━━━━━ Records provided

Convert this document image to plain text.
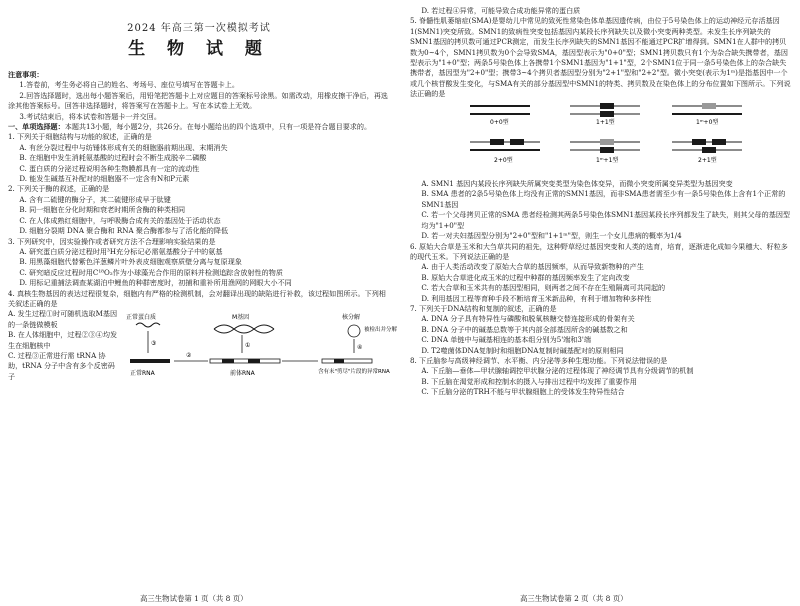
2024 年高三第一次模拟考试
生 物 试 题

注意事项：

1.答卷前，考生务必将自己的姓名、考场号、座位号填写在答题卡上。

2.回答选择题时，选出每小题答案后，用铅笔把答题卡上对应题目的答案标号涂黑。如需改动，用橡皮擦干净后，再选涂其他答案标号。回答非选择题时，将答案写在答题卡上。写在本试卷上无效。

3.考试结束后，将本试卷和答题卡一并交回。

一、单项选择题：本题共13小题，每小题2分，共26分。在每小题给出的四个选项中，只有一项是符合题目要求的。

1. 下列关于细胞结构与功能的叙述，正确的是

A. 有丝分裂过程中与纺锤体形成有关的细胞器前期出现、末期消失

B. 在细胞中发生消耗氨基酸的过程时会不断生成脱辛二磷酸

C. 蛋白质的分泌过程说明各种生物膜都具有一定的流动性

D. 能发生碱基互补配对的细胞器不一定含有N和P元素

2. 下列关于酶的叙述，正确的是

A. 含有二硫键的酶分子，其二硫键形成早于肽键

B. 同一细胞在分化时期和衰老时期所含酶的种类相同

C. 在人体成熟红细胞中，与呼吸酶合成有关的基因处于活动状态

D. 细胞分裂期 DNA 聚合酶和 RNA 聚合酶都参与了活化能的降低

3. 下列研究中，因实验操作或者研究方法不合理影响实验结果的是

A. 研究蛋白质分泌过程时用³H充分标记必需氨基酸分子中的氨基

B. 用黑藻细胞代替紫色洋葱鳞片叶外表皮细胞观察质壁分离与复原现象

C. 研究暗反应过程时用C¹⁸O₂作为小球藻光合作用的原料并检测追踪含放射性的物质

D. 用标记重捕法调查某湖泊中鲤鱼的种群密度时，初捕和重补所用渔网的网眼大小不同

4. 真核生物基因的表达过程很复杂，细胞内有严格的检测机制，会对翻译出现的缺陷进行补救，该过程如图所示。下列相关叙述正确的是

A. 发生过程①时可随机选取M基因的一条链做模板

B. 在人体细胞中，过程②③④均发生在细胞核中

C. 过程③正常进行需 tRNA 协助，tRNA 分子中含有多个反密码子

正常蛋白质
③
正常RNA
M基因
①
前体RNA
②
核分解
被检出并分解
④
含有未"剪尽"片段的异常RNA
高三生物试卷第 1 页（共 8 页）

D. 若过程④异常，可能导致合成功能异常的蛋白质

5. 脊髓性肌萎缩症(SMA)是婴幼儿中常见的致死性常染色体单基因遗传病，由位于5号染色体上的运动神经元存活基因1(SMN1)突变所致。SMN1的致病性突变包括基因内某段长序列缺失以及微小突变两种类型。未发生长序列缺失的SMN1基因的拷贝数可通过PCR测定，而发生长序列缺失的SMN1基因不能通过PCR扩增得到。SMN1在人群中的拷贝数为0~4个，SMN1拷贝数为0个会导致SMA，基因型表示为"0+0"型；SMN1拷贝数只有1个为杂合缺失携带者，基因型表示为"1+0"型；两条5号染色体上各携带1个SMN1基因为"1+1"型，2个SMN1位于同一条5号染色体上的杂合缺失携带者，基因型为"2+0"型；携带3~4个拷贝者基因型分别为"2+1"型和"2+2"型。微小突变(表示为1ᵐ)是指基因中一个或几个核苷酸发生变化，与SMA有关的部分基因型中SMN1的特类、拷贝数及在染色体上的分布位置如下图所示。下列说法正确的是

0+0型	1+1型	1ᵐ+0型
2+0型	1ᵐ+1型	2+1型

A. SMN1 基因内某段长序列缺失所属突变类型为染色体变异，而微小突变所属变异类型为基因突变

B. SMA 患者的2条5号染色体上均没有正常的SMN1基因，而非SMA患者需至少有一条5号染色体上含有1个正常的SMN1基因

C. 若一个父母拷贝正常的SMA 患者经检测其两条5号染色体SMN1基因某段长序列都发生了缺失，则其父母的基因型均为"1+0"型

D. 若一对夫妇基因型分别为"2+0"型和"1+1ᵐ"型，则生一个女儿患病的概率为1/4

6. 原始大合草是玉米和大刍草共同的祖先，这种野草经过基因突变和人类的选育，培育，逐渐进化成如今果穗大、籽粒多的现代玉米。下列说法正确的是

A. 由于人类活动改变了原始大合草的基因频率，从而导致新物种的产生

B. 原始大合草进化成玉米的过程中种群的基因频率发生了定向改变

C. 若大合草和玉米共有的基因型相同，则两者之间不存在生殖隔离可共同起的

D. 利用基因工程等育种手段不断培育玉米新品种，有利于增加物种多样性

7. 下列关于DNA结构和复制的叙述，正确的是

A. DNA 分子具有特异性与磷酸和脱氧核糖交替连接形成的骨架有关

B. DNA 分子中的碱基总数等于其内部全部基因所含的碱基数之和

C. DNA 单链中与碱基相连的基本组分别为5'端和3'端

D. T2噬菌体DNA复制时和细胞DNA复制时碱基配对的原则相同

8. 下丘脑参与高级神经调节、水平衡、内分泌等多种生理功能。下列说法错误的是

A. 下丘脑—垂体—甲状腺轴调控甲状腺分泌的过程体现了神经调节具有分级调节的机制

B. 下丘脑在渴觉形成和控制水的摄入与排出过程中均发挥了重要作用

C. 下丘脑分泌的TRH不能与甲状腺细胞上的受体发生特异性结合

高三生物试卷第 2 页（共 8 页）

━━━━━━━━━━

• [Exercise]:
Write out the listing above exactly as it stands, pictures excluded.

• [Task response]:
Convert this document image to plain text.
2024 年高三第一次模拟考试
生 物 试 题

注意事项：

1.答卷前，考生务必将自己的姓名、考场号、座位号填写在答题卡上。

2.回答选择题时，选出每小题答案后，用铅笔把答题卡上对应题目的答案标号涂黑。如需改动，用橡皮擦干净后，再选涂其他答案标号。回答非选择题时，将答案写在答题卡上。写在本试卷上无效。

3.考试结束后，将本试卷和答题卡一并交回。

一、单项选择题：本题共13小题，每小题2分，共26分。在每小题给出的四个选项中，只有一项是符合题目要求的。

1. 下列关于细胞结构与功能的叙述，正确的是

A. 有丝分裂过程中与纺锤体形成有关的细胞器前期出现、末期消失

B. 在细胞中发生消耗氨基酸的过程时会不断生成脱辛二磷酸

C. 蛋白质的分泌过程说明各种生物膜都具有一定的流动性

D. 能发生碱基互补配对的细胞器不一定含有N和P元素

2. 下列关于酶的叙述，正确的是

A. 含有二硫键的酶分子，其二硫键形成早于肽键

B. 同一细胞在分化时期和衰老时期所含酶的种类相同

C. 在人体成熟红细胞中，与呼吸酶合成有关的基因处于活动状态

D. 细胞分裂期 DNA 聚合酶和 RNA 聚合酶都参与了活化能的降低

3. 下列研究中，因实验操作或者研究方法不合理影响实验结果的是

A. 研究蛋白质分泌过程时用³H充分标记必需氨基酸分子中的氨基

B. 用黑藻细胞代替紫色洋葱鳞片叶外表皮细胞观察质壁分离与复原现象

C. 研究暗反应过程时用C¹⁸O₂作为小球藻光合作用的原料并检测追踪含放射性的物质

D. 用标记重捕法调查某湖泊中鲤鱼的种群密度时，初捕和重补所用渔网的网眼大小不同

4. 真核生物基因的表达过程很复杂，细胞内有严格的检测机制，会对翻译出现的缺陷进行补救，该过程如图所示。下列相关叙述正确的是

A. 发生过程①时可随机选取M基因的一条链做模板

B. 在人体细胞中，过程②③④均发生在细胞核中

C. 过程③正常进行需 tRNA 协助，tRNA 分子中含有多个反密码子

正常蛋白质
③
正常RNA
M基因
①
前体RNA
②
核分解
被检出并分解
④
含有未"剪尽"片段的异常RNA
高三生物试卷第 1 页（共 8 页）

D. 若过程④异常，可能导致合成功能异常的蛋白质

5. 脊髓性肌萎缩症(SMA)是婴幼儿中常见的致死性常染色体单基因遗传病，由位于5号染色体上的运动神经元存活基因1(SMN1)突变所致。SMN1的致病性突变包括基因内某段长序列缺失以及微小突变两种类型。未发生长序列缺失的SMN1基因的拷贝数可通过PCR测定，而发生长序列缺失的SMN1基因不能通过PCR扩增得到。SMN1在人群中的拷贝数为0~4个，SMN1拷贝数为0个会导致SMA，基因型表示为"0+0"型；SMN1拷贝数只有1个为杂合缺失携带者，基因型表示为"1+0"型；两条5号染色体上各携带1个SMN1基因为"1+1"型，2个SMN1位于同一条5号染色体上的杂合缺失携带者，基因型为"2+0"型；携带3~4个拷贝者基因型分别为"2+1"型和"2+2"型。微小突变(表示为1ᵐ)是指基因中一个或几个核苷酸发生变化，与SMA有关的部分基因型中SMN1的特类、拷贝数及在染色体上的分布位置如下图所示。下列说法正确的是

0+0型	1+1型	1ᵐ+0型
2+0型	1ᵐ+1型	2+1型

A. SMN1 基因内某段长序列缺失所属突变类型为染色体变异，而微小突变所属变异类型为基因突变

B. SMA 患者的2条5号染色体上均没有正常的SMN1基因，而非SMA患者需至少有一条5号染色体上含有1个正常的SMN1基因

C. 若一个父母拷贝正常的SMA 患者经检测其两条5号染色体SMN1基因某段长序列都发生了缺失，则其父母的基因型均为"1+0"型

D. 若一对夫妇基因型分别为"2+0"型和"1+1ᵐ"型，则生一个女儿患病的概率为1/4

6. 原始大合草是玉米和大刍草共同的祖先，这种野草经过基因突变和人类的选育，培育，逐渐进化成如今果穗大、籽粒多的现代玉米。下列说法正确的是

A. 由于人类活动改变了原始大合草的基因频率，从而导致新物种的产生

B. 原始大合草进化成玉米的过程中种群的基因频率发生了定向改变

C. 若大合草和玉米共有的基因型相同，则两者之间不存在生殖隔离可共同起的

D. 利用基因工程等育种手段不断培育玉米新品种，有利于增加物种多样性

7. 下列关于DNA结构和复制的叙述，正确的是

A. DNA 分子具有特异性与磷酸和脱氧核糖交替连接形成的骨架有关

B. DNA 分子中的碱基总数等于其内部全部基因所含的碱基数之和

C. DNA 单链中与碱基相连的基本组分别为5'端和3'端

D. T2噬菌体DNA复制时和细胞DNA复制时碱基配对的原则相同

8. 下丘脑参与高级神经调节、水平衡、内分泌等多种生理功能。下列说法错误的是

A. 下丘脑—垂体—甲状腺轴调控甲状腺分泌的过程体现了神经调节具有分级调节的机制

B. 下丘脑在渴觉形成和控制水的摄入与排出过程中均发挥了重要作用

C. 下丘脑分泌的TRH不能与甲状腺细胞上的受体发生特异性结合

高三生物试卷第 2 页（共 8 页）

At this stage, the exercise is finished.